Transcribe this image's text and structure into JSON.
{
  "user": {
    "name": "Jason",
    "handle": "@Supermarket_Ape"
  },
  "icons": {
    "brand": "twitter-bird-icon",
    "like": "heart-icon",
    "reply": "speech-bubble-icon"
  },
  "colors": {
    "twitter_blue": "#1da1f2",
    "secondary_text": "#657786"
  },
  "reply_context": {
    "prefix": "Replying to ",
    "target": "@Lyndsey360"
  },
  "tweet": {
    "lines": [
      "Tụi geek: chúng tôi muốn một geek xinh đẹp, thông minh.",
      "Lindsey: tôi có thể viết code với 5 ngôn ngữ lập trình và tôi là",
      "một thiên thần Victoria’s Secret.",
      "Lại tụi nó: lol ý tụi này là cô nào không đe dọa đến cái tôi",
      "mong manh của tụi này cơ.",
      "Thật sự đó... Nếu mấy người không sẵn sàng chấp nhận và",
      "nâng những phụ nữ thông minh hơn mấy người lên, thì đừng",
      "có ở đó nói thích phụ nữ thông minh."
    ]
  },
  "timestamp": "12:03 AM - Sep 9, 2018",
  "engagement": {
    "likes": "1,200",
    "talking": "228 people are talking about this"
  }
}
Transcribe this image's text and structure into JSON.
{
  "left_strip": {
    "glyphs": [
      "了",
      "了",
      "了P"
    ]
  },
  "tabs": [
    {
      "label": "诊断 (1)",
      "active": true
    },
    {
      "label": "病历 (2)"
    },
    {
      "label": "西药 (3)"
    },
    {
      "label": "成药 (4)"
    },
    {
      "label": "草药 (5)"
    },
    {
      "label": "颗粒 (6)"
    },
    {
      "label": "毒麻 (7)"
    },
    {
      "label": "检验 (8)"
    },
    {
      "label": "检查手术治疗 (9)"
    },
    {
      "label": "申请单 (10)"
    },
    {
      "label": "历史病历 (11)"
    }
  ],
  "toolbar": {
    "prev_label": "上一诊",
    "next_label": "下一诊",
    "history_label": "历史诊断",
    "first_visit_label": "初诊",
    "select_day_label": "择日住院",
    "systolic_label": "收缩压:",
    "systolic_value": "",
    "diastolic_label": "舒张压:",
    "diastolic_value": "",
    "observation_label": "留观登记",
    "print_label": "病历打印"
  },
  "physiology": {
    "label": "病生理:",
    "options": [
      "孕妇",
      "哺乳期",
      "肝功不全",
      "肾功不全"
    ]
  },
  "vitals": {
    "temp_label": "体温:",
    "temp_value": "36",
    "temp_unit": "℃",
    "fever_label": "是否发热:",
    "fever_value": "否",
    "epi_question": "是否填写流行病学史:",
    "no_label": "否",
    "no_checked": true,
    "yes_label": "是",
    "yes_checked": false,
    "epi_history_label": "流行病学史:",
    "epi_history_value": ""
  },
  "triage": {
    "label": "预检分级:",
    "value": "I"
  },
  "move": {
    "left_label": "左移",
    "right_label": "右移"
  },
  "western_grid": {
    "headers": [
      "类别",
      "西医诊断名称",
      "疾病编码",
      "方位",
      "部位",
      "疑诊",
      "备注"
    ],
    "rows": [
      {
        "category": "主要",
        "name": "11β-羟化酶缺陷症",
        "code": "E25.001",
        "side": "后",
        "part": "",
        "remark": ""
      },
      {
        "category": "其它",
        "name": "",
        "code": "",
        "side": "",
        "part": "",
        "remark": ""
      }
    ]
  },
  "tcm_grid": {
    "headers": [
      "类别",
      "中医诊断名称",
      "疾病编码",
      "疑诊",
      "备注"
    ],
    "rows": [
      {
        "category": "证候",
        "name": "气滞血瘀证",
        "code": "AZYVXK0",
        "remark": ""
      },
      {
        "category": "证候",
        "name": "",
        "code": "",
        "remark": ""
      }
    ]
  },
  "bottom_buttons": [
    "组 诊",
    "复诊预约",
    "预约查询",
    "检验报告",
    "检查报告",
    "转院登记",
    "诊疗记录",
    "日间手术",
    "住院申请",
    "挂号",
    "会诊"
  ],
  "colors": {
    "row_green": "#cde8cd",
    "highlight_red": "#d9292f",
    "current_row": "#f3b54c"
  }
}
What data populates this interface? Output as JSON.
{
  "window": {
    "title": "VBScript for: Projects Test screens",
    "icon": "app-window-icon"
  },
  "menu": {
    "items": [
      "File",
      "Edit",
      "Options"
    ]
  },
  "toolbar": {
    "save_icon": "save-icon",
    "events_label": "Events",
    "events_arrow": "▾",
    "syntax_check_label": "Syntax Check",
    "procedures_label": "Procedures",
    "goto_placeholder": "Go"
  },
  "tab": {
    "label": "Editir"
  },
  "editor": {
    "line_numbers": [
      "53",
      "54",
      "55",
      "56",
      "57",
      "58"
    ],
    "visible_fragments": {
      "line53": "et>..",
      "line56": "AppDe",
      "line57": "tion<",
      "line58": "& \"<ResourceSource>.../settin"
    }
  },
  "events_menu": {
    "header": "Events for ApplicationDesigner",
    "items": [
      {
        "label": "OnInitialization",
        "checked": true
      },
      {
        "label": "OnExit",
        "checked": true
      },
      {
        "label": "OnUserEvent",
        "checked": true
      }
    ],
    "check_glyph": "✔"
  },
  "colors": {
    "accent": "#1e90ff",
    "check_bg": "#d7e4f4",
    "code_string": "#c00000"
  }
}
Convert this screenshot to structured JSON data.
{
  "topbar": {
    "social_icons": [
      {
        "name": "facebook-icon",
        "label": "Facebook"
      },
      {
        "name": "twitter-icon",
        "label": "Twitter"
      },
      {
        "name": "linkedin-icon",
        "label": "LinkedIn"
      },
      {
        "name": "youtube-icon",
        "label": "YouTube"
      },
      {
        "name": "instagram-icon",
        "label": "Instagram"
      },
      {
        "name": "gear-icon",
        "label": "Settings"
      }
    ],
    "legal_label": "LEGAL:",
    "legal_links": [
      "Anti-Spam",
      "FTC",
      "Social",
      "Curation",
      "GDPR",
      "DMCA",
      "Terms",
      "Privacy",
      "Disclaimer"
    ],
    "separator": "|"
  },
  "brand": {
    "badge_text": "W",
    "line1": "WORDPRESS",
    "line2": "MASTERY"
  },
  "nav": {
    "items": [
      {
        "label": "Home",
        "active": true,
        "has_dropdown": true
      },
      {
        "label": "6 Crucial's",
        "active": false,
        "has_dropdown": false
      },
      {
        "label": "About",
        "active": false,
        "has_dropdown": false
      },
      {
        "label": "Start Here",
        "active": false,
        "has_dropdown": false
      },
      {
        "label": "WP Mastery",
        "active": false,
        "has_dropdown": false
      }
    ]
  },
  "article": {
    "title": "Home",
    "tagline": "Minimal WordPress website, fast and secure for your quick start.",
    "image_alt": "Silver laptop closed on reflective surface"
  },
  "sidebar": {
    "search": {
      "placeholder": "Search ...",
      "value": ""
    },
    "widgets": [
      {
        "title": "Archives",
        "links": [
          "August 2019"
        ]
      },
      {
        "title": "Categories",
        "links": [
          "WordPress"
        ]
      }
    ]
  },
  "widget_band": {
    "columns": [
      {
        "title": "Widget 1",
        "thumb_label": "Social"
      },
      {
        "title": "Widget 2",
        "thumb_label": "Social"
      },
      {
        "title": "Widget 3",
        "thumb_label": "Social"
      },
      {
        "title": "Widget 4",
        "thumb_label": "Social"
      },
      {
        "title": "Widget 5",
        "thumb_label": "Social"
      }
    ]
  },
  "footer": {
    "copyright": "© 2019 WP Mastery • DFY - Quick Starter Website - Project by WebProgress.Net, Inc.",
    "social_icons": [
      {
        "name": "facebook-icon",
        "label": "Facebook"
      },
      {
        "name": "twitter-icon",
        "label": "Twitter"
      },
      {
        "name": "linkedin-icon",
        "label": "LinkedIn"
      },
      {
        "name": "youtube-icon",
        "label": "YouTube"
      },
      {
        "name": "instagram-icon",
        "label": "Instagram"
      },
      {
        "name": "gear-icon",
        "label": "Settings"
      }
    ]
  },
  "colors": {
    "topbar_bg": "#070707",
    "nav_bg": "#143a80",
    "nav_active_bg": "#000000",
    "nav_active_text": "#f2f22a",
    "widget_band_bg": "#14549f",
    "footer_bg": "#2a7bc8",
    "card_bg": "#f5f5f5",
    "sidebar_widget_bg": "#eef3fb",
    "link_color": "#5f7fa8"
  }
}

.....

Task details. Report how many lines in the listing include the word "data". Give nothing but the count.

Task response. 2